Stored data entries:
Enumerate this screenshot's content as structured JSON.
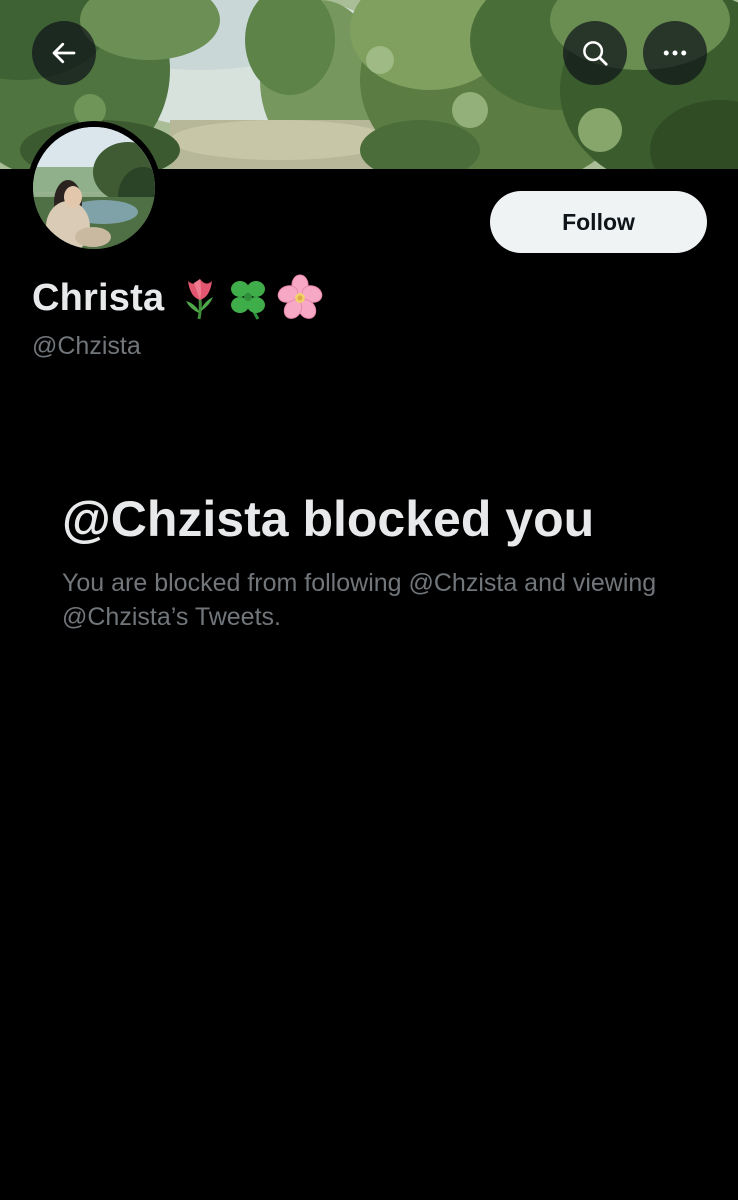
{
  "header": {
    "back_icon": "arrow-left-icon",
    "search_icon": "search-icon",
    "more_icon": "more-horizontal-icon"
  },
  "profile": {
    "display_name": "Christa",
    "emojis": [
      "tulip-emoji",
      "four-leaf-clover-emoji",
      "cherry-blossom-emoji"
    ],
    "handle": "@Chzista",
    "follow_label": "Follow"
  },
  "blocked": {
    "title": "@Chzista blocked you",
    "description": "You are blocked from following @Chzista and viewing @Chzista’s Tweets."
  },
  "colors": {
    "background": "#000000",
    "primary_text": "#e7e9ea",
    "secondary_text": "#71767b",
    "follow_button_bg": "#eff3f4",
    "follow_button_text": "#0f1419"
  }
}
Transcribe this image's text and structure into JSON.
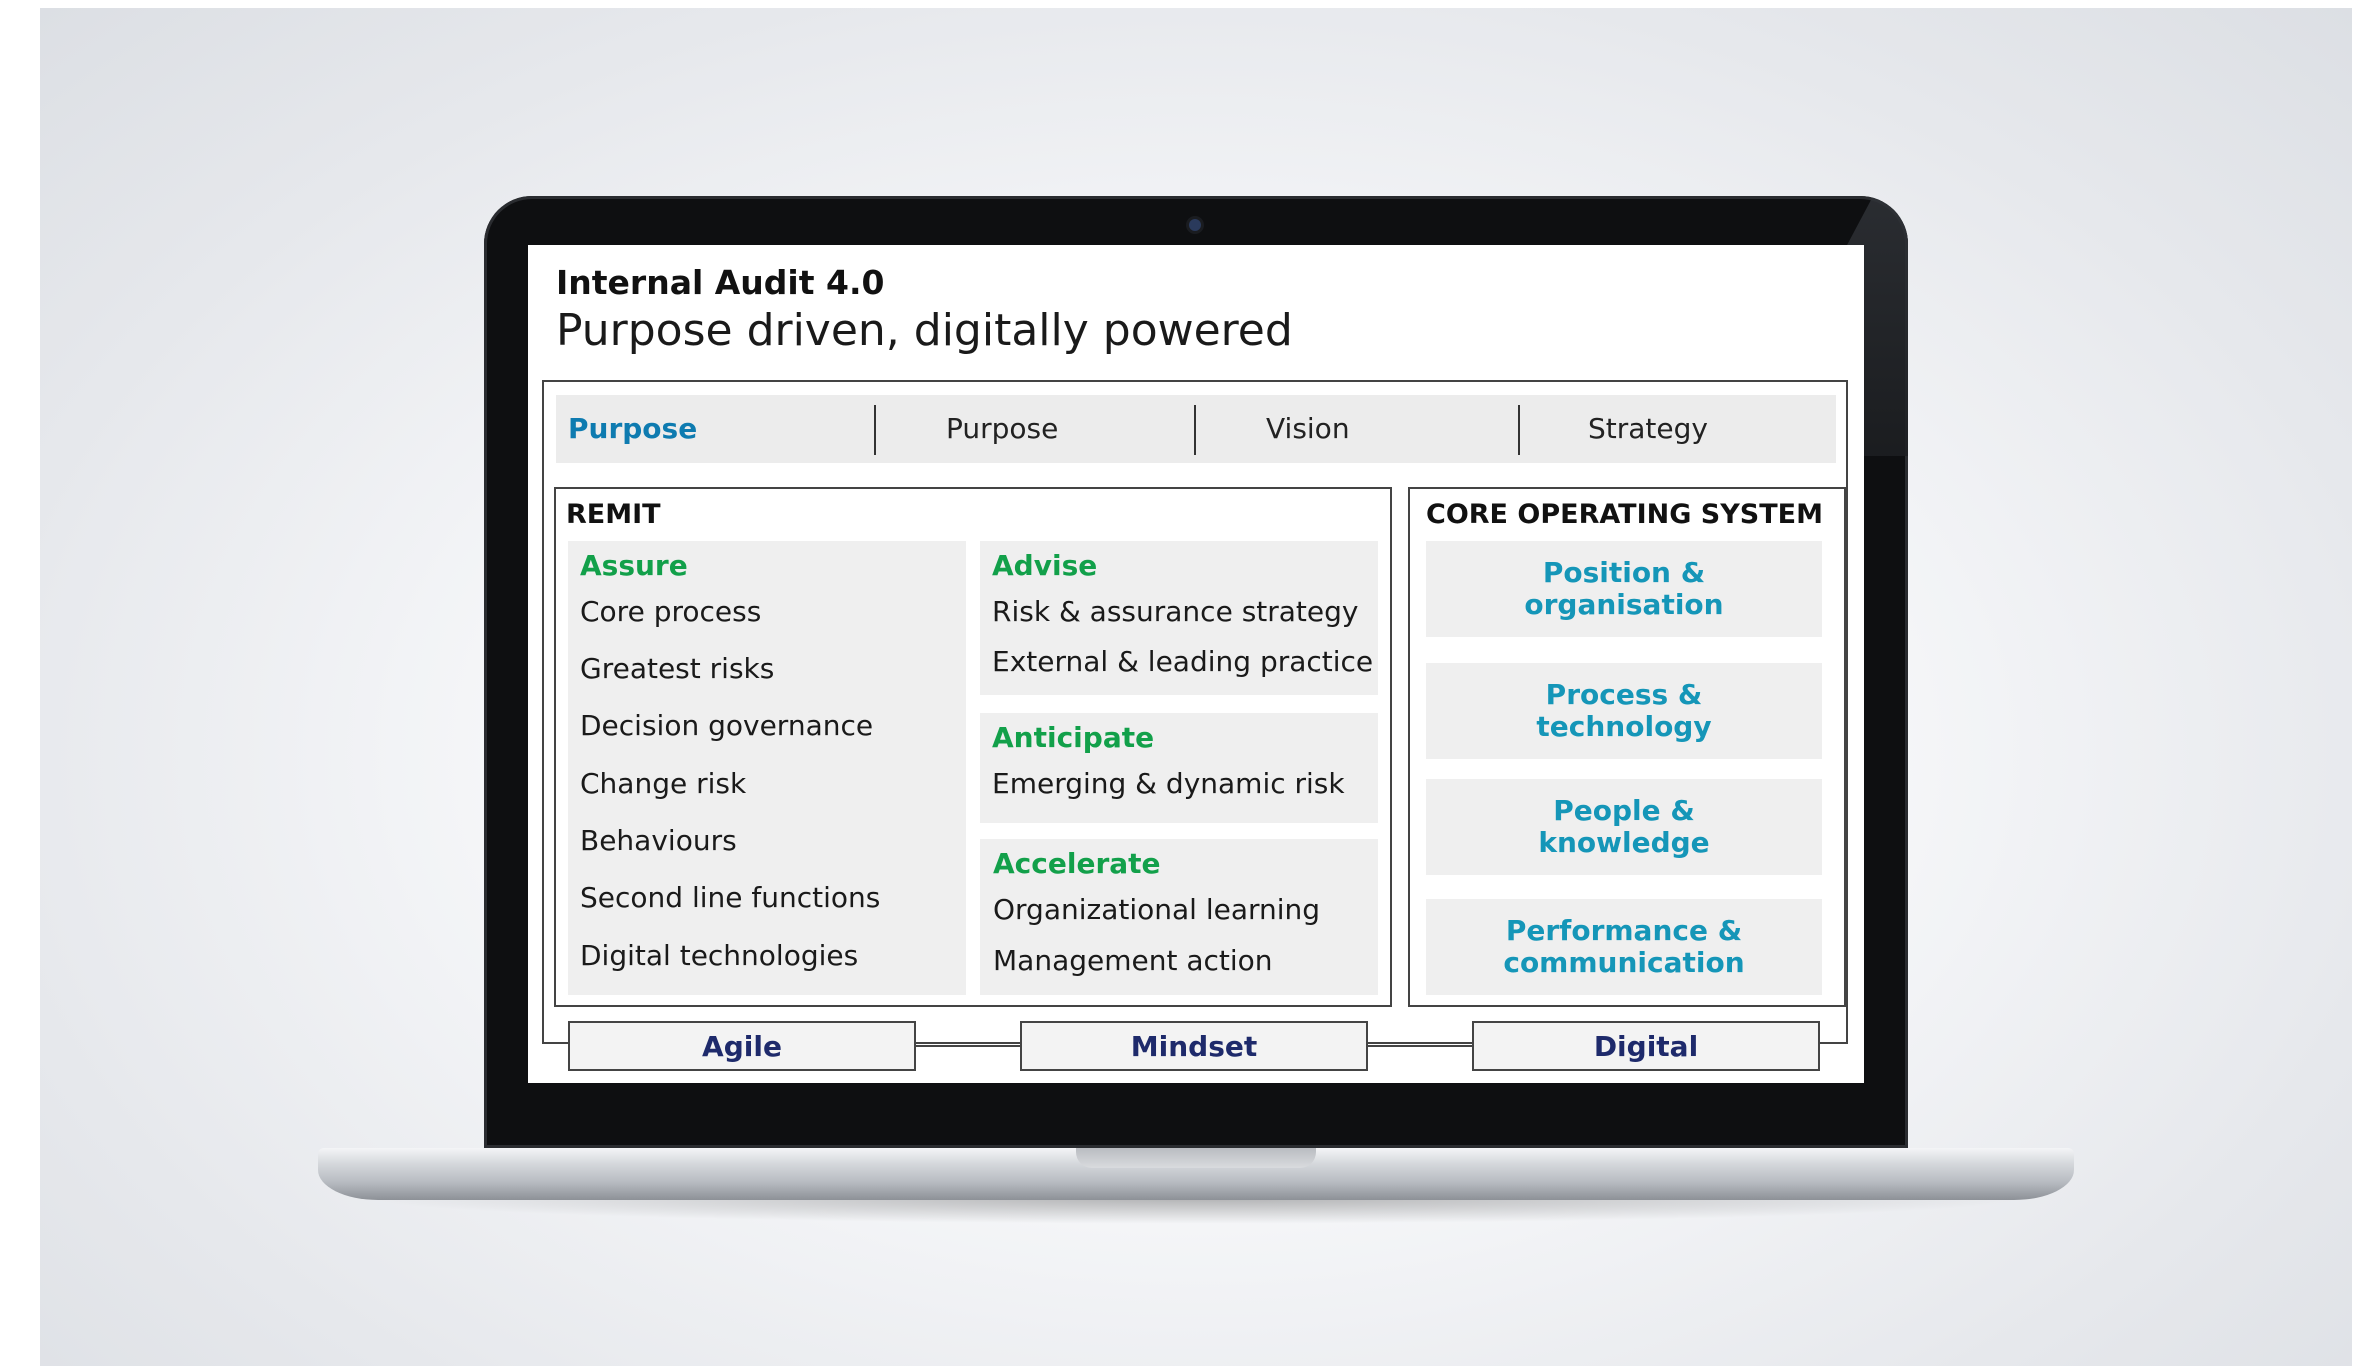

## The request
Write the entries above out again exactly, but not the pictures.

## Answer to the task
Enumerate this screenshot's content as structured JSON.
{
  "header": {
    "back_icon": "arrow-left-icon",
    "search_icon": "search-icon",
    "more_icon": "more-horizontal-icon"
  },
  "profile": {
    "display_name": "Christa",
    "emojis": [
      "tulip-emoji",
      "four-leaf-clover-emoji",
      "cherry-blossom-emoji"
    ],
    "handle": "@Chzista",
    "follow_label": "Follow"
  },
  "blocked": {
    "title": "@Chzista blocked you",
    "description": "You are blocked from following @Chzista and viewing @Chzista’s Tweets."
  },
  "colors": {
    "background": "#000000",
    "primary_text": "#e7e9ea",
    "secondary_text": "#71767b",
    "follow_button_bg": "#eff3f4",
    "follow_button_text": "#0f1419"
  }
}
Transcribe this image's text and structure into JSON.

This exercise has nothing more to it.